**TEXTE**
------------------------------------------------
Cinq ans après le meurtre de Khashoggi, MBS rit

« Tu dois quitter le pays, Jamal. Tu dois sortir avant qu’ils ne t’arrêtent aussi », ai-je dit à mon ami, Jamal Khashoggi, quelques mois seulement avant sa décision fatidique de quitter son pays natal en 2017.

Nous ne savions pas que plutôt que de trouver la sécurité à Washington D.C., Mohamed bin Salman et ses hommes de main l’inciteraient à visiter le consulat saoudien à Istanbul, où ils l’ont brutalement torturé et assassiné. Nous ne nous attendions pas à ce que, cinq ans après son assassinat choquant, l’administration Biden récompense potentiellement MBS avec une garantie de sécurité sans précédent pour sa dictature monarchique.
------------------------------------------------
**DONNÉES EXTRAITES**
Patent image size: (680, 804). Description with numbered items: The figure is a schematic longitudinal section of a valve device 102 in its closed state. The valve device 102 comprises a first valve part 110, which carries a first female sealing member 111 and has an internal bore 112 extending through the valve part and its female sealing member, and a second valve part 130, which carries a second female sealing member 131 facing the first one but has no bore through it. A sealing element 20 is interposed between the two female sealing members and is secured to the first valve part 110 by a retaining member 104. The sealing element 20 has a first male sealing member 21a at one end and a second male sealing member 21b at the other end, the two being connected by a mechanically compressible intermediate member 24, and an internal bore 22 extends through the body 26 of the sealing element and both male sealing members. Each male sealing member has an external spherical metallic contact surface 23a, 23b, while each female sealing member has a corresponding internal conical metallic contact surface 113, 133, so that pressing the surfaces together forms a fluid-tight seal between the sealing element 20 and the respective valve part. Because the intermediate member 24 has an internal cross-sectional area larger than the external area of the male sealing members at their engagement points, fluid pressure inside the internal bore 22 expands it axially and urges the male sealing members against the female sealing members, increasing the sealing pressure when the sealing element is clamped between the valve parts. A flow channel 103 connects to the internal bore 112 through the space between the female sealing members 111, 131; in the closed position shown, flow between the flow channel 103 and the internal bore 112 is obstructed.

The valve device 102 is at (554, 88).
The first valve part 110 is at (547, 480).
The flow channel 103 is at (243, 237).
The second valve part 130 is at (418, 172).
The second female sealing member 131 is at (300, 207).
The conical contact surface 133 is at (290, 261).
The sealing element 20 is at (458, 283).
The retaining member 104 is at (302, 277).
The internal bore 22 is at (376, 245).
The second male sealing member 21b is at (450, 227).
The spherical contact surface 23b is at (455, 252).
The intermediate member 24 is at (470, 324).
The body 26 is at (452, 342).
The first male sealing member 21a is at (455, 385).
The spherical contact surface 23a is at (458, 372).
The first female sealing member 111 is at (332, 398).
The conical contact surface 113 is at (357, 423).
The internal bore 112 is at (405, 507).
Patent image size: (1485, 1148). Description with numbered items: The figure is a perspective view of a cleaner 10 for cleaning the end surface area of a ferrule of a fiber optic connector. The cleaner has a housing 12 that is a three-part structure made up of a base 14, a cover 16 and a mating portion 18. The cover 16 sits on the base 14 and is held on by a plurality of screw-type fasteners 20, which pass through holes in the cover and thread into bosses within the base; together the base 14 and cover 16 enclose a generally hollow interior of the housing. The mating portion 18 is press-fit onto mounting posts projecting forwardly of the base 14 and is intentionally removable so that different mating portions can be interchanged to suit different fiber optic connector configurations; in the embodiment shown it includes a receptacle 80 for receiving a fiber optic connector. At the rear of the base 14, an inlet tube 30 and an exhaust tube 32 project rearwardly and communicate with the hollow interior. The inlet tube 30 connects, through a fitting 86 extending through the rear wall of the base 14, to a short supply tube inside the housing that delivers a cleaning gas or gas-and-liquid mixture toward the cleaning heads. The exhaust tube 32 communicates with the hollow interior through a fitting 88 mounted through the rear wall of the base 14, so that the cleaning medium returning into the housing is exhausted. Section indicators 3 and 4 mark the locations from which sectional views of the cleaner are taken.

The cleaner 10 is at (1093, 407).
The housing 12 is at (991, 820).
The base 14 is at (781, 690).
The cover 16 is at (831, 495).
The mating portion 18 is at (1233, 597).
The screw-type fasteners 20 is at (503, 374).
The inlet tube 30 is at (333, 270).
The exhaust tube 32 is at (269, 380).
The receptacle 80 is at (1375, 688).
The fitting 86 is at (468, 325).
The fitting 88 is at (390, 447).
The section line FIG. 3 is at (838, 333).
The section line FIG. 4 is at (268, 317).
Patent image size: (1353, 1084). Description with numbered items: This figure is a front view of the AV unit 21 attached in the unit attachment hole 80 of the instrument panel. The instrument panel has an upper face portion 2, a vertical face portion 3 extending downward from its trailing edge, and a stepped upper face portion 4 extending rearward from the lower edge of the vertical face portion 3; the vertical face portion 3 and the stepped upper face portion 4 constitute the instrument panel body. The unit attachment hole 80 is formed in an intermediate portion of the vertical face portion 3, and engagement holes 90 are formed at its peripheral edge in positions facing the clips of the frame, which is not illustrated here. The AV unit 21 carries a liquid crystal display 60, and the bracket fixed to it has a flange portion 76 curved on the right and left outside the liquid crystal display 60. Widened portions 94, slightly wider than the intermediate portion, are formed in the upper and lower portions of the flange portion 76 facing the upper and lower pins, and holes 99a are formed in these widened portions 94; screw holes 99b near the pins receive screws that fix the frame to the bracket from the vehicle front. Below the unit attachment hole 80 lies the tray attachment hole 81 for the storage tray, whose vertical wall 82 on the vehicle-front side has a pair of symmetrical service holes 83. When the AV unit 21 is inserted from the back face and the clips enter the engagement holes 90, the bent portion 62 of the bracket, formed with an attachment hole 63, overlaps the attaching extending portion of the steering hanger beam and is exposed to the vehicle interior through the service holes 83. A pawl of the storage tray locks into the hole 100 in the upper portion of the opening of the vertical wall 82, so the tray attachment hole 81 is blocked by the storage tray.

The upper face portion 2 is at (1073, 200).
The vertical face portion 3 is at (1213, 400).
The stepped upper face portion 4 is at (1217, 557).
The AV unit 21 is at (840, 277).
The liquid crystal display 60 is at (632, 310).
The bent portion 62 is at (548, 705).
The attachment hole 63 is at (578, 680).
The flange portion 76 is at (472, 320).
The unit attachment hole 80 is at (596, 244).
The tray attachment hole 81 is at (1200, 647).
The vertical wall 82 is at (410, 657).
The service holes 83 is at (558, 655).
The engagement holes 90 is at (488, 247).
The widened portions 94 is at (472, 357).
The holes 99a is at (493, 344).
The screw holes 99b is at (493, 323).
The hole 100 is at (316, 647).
------------------------------------------------
**ÉNONCÉ DU PROBLÈME**
Rédigez la suite du texte sur l'assassinat de Jamal Khashoggi, à partir de sa dernière phrase.

**RÉPONSE À L'EXERCICE**
En tant que défenseur des droits de l’homme, ce n’était pas la première fois que j’exhortais quelqu’un à fuir un régime arabe, mais les autres étaient des militants éminents depuis longtemps en conflit avec leurs gouvernements. Khashoggi était un initié de longue date du gouvernement, agissant en tant que porte-parole de l’ambassade saoudienne à Washington DC, où nous nous sommes rencontrés pour la première fois, avant de revenir pour servir de journaliste et de rédacteur en chef dans les médias saoudiens. Nous sommes restés en contact au fil des ans, et j’ai vu son évolution pendant les soulèvements arabes de 2011, lorsqu’il est arrivé à la ferme conclusion que seules la démocratie et l’état de droit garantiraient la stabilité et la paix au Moyen-Orient.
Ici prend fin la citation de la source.